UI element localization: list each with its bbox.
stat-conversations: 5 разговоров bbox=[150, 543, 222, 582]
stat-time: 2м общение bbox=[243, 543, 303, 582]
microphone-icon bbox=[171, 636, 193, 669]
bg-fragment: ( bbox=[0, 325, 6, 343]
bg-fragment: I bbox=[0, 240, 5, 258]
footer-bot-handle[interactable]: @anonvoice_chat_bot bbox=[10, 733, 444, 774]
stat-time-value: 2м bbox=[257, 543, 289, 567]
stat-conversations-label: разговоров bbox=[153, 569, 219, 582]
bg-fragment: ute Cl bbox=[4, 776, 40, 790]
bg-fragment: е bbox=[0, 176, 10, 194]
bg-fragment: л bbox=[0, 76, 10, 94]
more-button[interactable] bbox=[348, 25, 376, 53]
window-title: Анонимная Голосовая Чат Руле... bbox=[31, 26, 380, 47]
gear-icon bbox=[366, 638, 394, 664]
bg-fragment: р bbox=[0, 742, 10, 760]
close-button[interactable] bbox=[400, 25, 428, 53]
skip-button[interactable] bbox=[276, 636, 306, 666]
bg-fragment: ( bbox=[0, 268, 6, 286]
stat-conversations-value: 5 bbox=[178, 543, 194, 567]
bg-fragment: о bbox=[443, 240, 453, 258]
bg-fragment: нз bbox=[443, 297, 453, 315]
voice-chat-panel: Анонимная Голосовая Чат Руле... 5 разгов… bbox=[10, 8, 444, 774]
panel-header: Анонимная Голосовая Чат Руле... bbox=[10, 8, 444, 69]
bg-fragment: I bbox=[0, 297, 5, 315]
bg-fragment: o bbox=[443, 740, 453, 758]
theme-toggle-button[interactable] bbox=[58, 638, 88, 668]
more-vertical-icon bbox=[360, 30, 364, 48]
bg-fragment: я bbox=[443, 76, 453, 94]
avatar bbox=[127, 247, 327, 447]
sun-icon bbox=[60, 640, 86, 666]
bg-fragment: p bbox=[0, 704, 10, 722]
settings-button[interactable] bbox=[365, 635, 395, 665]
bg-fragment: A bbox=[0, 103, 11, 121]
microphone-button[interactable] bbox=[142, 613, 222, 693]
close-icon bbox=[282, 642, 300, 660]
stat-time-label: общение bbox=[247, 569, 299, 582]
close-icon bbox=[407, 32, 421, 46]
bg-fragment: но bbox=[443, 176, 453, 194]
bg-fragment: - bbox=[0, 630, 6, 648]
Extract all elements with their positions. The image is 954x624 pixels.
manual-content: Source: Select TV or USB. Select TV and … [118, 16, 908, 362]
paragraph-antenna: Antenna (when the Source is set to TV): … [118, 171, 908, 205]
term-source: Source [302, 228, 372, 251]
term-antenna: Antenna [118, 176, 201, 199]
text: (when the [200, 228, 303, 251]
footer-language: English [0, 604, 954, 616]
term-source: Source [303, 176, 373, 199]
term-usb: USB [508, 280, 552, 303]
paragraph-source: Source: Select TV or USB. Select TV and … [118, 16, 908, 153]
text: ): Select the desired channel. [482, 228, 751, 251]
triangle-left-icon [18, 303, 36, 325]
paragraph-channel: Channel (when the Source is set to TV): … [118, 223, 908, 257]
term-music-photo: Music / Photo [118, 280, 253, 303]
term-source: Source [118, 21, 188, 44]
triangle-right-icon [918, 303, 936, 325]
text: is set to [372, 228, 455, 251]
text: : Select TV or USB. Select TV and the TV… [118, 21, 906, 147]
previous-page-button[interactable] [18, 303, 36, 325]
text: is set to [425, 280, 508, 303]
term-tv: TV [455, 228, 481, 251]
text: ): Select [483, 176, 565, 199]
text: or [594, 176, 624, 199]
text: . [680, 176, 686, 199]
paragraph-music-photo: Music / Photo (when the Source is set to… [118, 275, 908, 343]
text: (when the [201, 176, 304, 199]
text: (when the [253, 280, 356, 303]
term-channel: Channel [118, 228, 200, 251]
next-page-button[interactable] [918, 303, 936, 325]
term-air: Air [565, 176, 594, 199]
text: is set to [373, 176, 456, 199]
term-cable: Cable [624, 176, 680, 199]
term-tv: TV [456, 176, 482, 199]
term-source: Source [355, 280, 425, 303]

----

(Written instruction): Turn the listing, from its first line through the line containing "more-button[interactable] bbox=[348, 25, 376, 53]", inclusive, into a JSON list of strings with one string per line and no blank lines.

(Finished exercise):
[
  "UI element localization: list each with its bbox.",
  "stat-conversations: 5 разговоров bbox=[150, 543, 222, 582]",
  "stat-time: 2м общение bbox=[243, 543, 303, 582]",
  "microphone-icon bbox=[171, 636, 193, 669]",
  "bg-fragment: ( bbox=[0, 325, 6, 343]",
  "bg-fragment: I bbox=[0, 240, 5, 258]",
  "footer-bot-handle[interactable]: @anonvoice_chat_bot bbox=[10, 733, 444, 774]",
  "stat-time-value: 2м bbox=[257, 543, 289, 567]",
  "stat-conversations-label: разговоров bbox=[153, 569, 219, 582]",
  "bg-fragment: ute Cl bbox=[4, 776, 40, 790]",
  "bg-fragment: е bbox=[0, 176, 10, 194]",
  "bg-fragment: л bbox=[0, 76, 10, 94]",
  "more-button[interactable] bbox=[348, 25, 376, 53]"
]